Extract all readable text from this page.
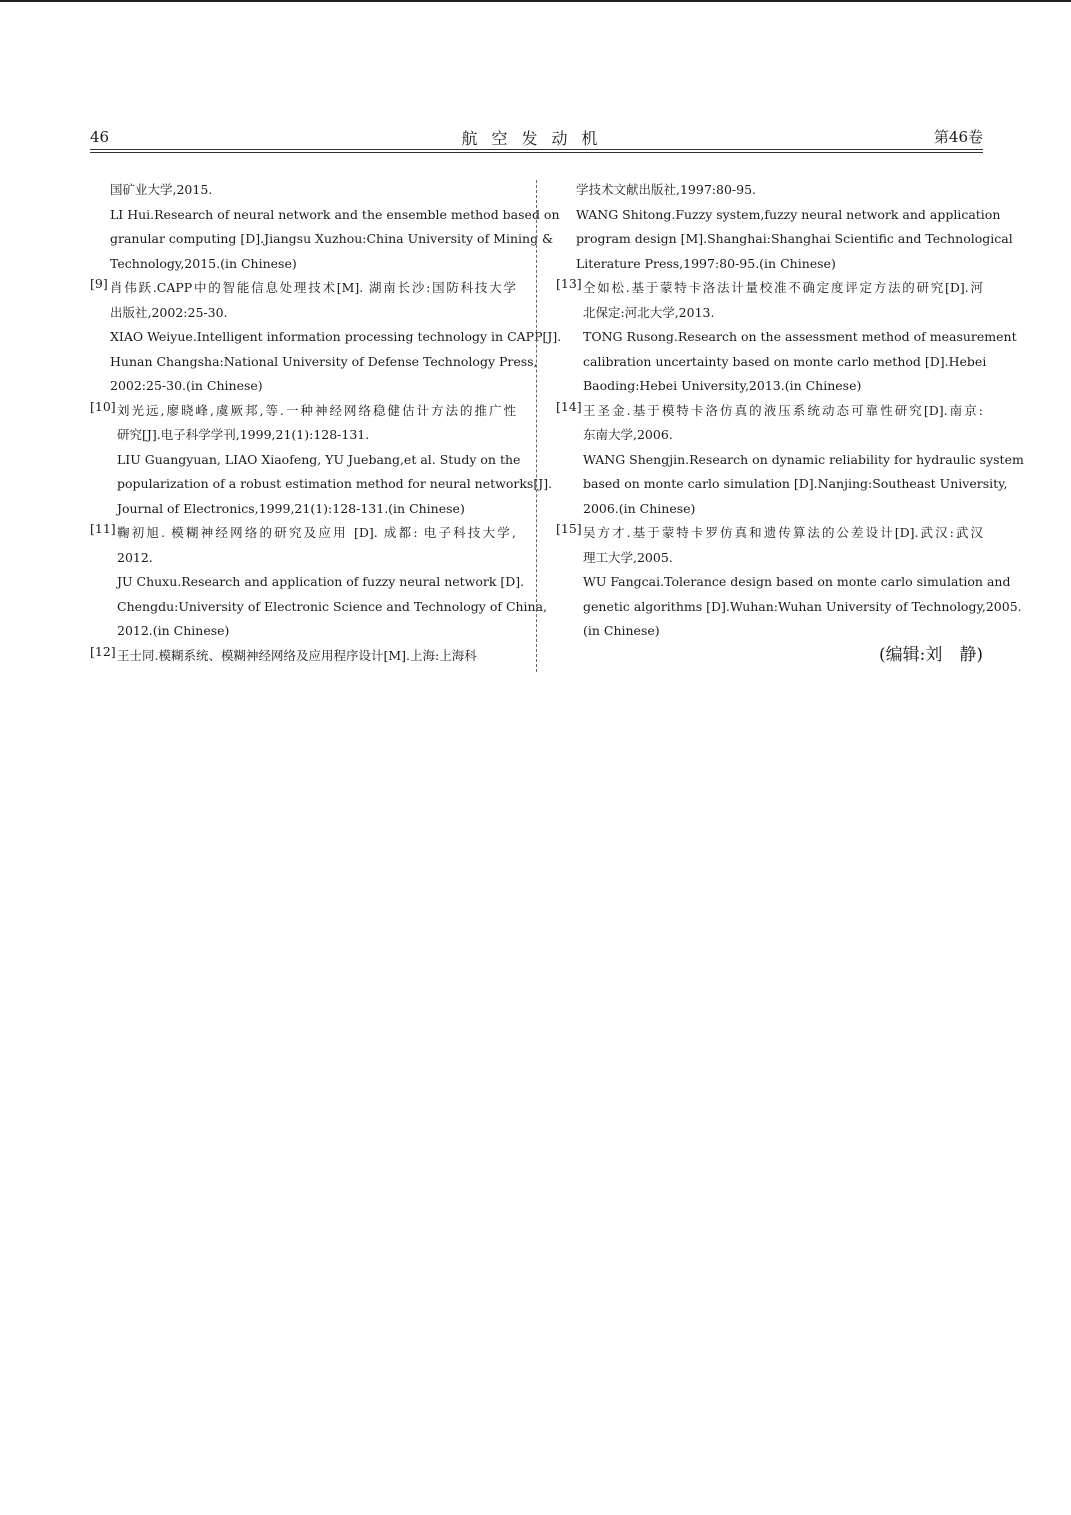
46	航空发动机	第46卷
国矿业大学,2015.
LI Hui.Research of neural network and the ensemble method based on
granular computing [D].Jiangsu Xuzhou:China University of Mining &
Technology,2015.(in Chinese)
[9] 肖伟跃.CAPP中的智能信息处理技术[M]. 湖南长沙:国防科技大学
出版社,2002:25-30.
XIAO Weiyue.Intelligent information processing technology in CAPP[J].
Hunan Changsha:National University of Defense Technology Press,
2002:25-30.(in Chinese)
[10] 刘光远,廖晓峰,虞厥邦,等.一种神经网络稳健估计方法的推广性
研究[J].电子科学学刊,1999,21(1):128-131.
LIU Guangyuan, LIAO Xiaofeng, YU Juebang,et al. Study on the
popularization of a robust estimation method for neural networks[J].
Journal of Electronics,1999,21(1):128-131.(in Chinese)
[11] 鞠初旭. 模糊神经网络的研究及应用 [D]. 成都: 电子科技大学,
2012.
JU Chuxu.Research and application of fuzzy neural network [D].
Chengdu:University of Electronic Science and Technology of China,
2012.(in Chinese)
[12] 王士同.模糊系统、模糊神经网络及应用程序设计[M].上海:上海科
学技术文献出版社,1997:80-95.
WANG Shitong.Fuzzy system,fuzzy neural network and application
program design [M].Shanghai:Shanghai Scientific and Technological
Literature Press,1997:80-95.(in Chinese)
[13] 仝如松.基于蒙特卡洛法计量校准不确定度评定方法的研究[D].河
北保定:河北大学,2013.
TONG Rusong.Research on the assessment method of measurement
calibration uncertainty based on monte carlo method [D].Hebei
Baoding:Hebei University,2013.(in Chinese)
[14] 王圣金.基于模特卡洛仿真的液压系统动态可靠性研究[D].南京:
东南大学,2006.
WANG Shengjin.Research on dynamic reliability for hydraulic system
based on monte carlo simulation [D].Nanjing:Southeast University,
2006.(in Chinese)
[15] 吴方才.基于蒙特卡罗仿真和遗传算法的公差设计[D].武汉:武汉
理工大学,2005.
WU Fangcai.Tolerance design based on monte carlo simulation and
genetic algorithms [D].Wuhan:Wuhan University of Technology,2005.
(in Chinese)
(编辑:刘　静)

-*-

▶ [Aim of the task]: Which lines include the word "method"? Copy every one of them.

▶ [Task answer]:
LI Hui.Research of neural network and the ensemble method based on
popularization of a robust estimation method for neural networks[J].
TONG Rusong.Research on the assessment method of measurement
calibration uncertainty based on monte carlo method [D].Hebei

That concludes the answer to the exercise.